→ WHAT YOU NEED TO DO
Repeat every line of the material, character for character.

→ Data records
________
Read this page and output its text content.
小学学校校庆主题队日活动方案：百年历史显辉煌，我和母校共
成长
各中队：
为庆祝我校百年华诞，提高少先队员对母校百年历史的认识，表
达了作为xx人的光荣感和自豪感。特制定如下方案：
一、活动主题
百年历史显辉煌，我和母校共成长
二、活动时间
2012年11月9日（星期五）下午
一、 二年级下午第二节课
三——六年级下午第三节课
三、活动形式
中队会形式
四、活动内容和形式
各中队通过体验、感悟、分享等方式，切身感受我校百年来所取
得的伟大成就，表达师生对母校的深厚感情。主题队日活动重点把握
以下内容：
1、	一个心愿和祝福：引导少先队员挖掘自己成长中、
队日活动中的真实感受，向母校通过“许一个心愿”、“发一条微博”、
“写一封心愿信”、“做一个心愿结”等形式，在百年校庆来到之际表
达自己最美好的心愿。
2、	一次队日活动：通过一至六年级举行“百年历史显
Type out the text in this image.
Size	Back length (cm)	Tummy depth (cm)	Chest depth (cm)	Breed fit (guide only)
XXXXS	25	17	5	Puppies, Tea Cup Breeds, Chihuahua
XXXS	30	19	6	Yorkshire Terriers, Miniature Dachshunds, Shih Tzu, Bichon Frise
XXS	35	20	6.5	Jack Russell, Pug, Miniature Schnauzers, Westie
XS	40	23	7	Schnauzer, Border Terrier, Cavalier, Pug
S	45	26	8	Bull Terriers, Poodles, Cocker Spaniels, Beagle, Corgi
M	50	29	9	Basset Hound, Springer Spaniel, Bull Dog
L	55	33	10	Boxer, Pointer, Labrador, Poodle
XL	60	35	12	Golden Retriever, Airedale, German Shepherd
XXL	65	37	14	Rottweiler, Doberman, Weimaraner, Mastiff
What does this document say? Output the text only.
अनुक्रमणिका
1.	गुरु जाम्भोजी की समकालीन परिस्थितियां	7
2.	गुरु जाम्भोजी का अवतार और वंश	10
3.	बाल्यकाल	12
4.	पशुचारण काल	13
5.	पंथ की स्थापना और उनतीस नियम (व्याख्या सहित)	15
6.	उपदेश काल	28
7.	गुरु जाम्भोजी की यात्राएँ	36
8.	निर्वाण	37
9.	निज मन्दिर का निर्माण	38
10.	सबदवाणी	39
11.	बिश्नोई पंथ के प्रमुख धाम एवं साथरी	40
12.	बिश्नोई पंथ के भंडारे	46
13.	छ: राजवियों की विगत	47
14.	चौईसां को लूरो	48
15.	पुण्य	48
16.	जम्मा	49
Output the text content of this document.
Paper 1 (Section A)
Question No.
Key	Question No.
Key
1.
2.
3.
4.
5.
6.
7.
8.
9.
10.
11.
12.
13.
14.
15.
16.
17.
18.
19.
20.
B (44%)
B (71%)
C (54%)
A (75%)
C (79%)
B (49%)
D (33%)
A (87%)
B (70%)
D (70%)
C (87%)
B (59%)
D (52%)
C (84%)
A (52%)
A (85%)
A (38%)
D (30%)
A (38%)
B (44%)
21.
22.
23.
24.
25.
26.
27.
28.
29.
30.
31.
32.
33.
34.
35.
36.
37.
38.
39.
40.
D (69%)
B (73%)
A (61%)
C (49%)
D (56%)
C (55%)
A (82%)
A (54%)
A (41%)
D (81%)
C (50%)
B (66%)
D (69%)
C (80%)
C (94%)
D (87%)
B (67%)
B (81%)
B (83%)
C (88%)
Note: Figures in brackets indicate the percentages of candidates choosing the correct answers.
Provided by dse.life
________
→ SOLUTION TO THIS PROBLEM
Read this page and output its text content.
小学学校校庆主题队日活动方案：百年历史显辉煌，我和母校共
成长
各中队：
为庆祝我校百年华诞，提高少先队员对母校百年历史的认识，表
达了作为xx人的光荣感和自豪感。特制定如下方案：
一、活动主题
百年历史显辉煌，我和母校共成长
二、活动时间
2012年11月9日（星期五）下午
一、 二年级下午第二节课
三——六年级下午第三节课
三、活动形式
中队会形式
四、活动内容和形式
各中队通过体验、感悟、分享等方式，切身感受我校百年来所取
得的伟大成就，表达师生对母校的深厚感情。主题队日活动重点把握
以下内容：
1、	一个心愿和祝福：引导少先队员挖掘自己成长中、
队日活动中的真实感受，向母校通过“许一个心愿”、“发一条微博”、
“写一封心愿信”、“做一个心愿结”等形式，在百年校庆来到之际表
达自己最美好的心愿。
2、	一次队日活动：通过一至六年级举行“百年历史显
Type out the text in this image.
Size	Back length (cm)	Tummy depth (cm)	Chest depth (cm)	Breed fit (guide only)
XXXXS	25	17	5	Puppies, Tea Cup Breeds, Chihuahua
XXXS	30	19	6	Yorkshire Terriers, Miniature Dachshunds, Shih Tzu, Bichon Frise
XXS	35	20	6.5	Jack Russell, Pug, Miniature Schnauzers, Westie
XS	40	23	7	Schnauzer, Border Terrier, Cavalier, Pug
S	45	26	8	Bull Terriers, Poodles, Cocker Spaniels, Beagle, Corgi
M	50	29	9	Basset Hound, Springer Spaniel, Bull Dog
L	55	33	10	Boxer, Pointer, Labrador, Poodle
XL	60	35	12	Golden Retriever, Airedale, German Shepherd
XXL	65	37	14	Rottweiler, Doberman, Weimaraner, Mastiff
What does this document say? Output the text only.
अनुक्रमणिका
1.	गुरु जाम्भोजी की समकालीन परिस्थितियां	7
2.	गुरु जाम्भोजी का अवतार और वंश	10
3.	बाल्यकाल	12
4.	पशुचारण काल	13
5.	पंथ की स्थापना और उनतीस नियम (व्याख्या सहित)	15
6.	उपदेश काल	28
7.	गुरु जाम्भोजी की यात्राएँ	36
8.	निर्वाण	37
9.	निज मन्दिर का निर्माण	38
10.	सबदवाणी	39
11.	बिश्नोई पंथ के प्रमुख धाम एवं साथरी	40
12.	बिश्नोई पंथ के भंडारे	46
13.	छ: राजवियों की विगत	47
14.	चौईसां को लूरो	48
15.	पुण्य	48
16.	जम्मा	49
Output the text content of this document.
Paper 1 (Section A)
Question No.
Key	Question No.
Key
1.
2.
3.
4.
5.
6.
7.
8.
9.
10.
11.
12.
13.
14.
15.
16.
17.
18.
19.
20.
B (44%)
B (71%)
C (54%)
A (75%)
C (79%)
B (49%)
D (33%)
A (87%)
B (70%)
D (70%)
C (87%)
B (59%)
D (52%)
C (84%)
A (52%)
A (85%)
A (38%)
D (30%)
A (38%)
B (44%)
21.
22.
23.
24.
25.
26.
27.
28.
29.
30.
31.
32.
33.
34.
35.
36.
37.
38.
39.
40.
D (69%)
B (73%)
A (61%)
C (49%)
D (56%)
C (55%)
A (82%)
A (54%)
A (41%)
D (81%)
C (50%)
B (66%)
D (69%)
C (80%)
C (94%)
D (87%)
B (67%)
B (81%)
B (83%)
C (88%)
Note: Figures in brackets indicate the percentages of candidates choosing the correct answers.
Provided by dse.life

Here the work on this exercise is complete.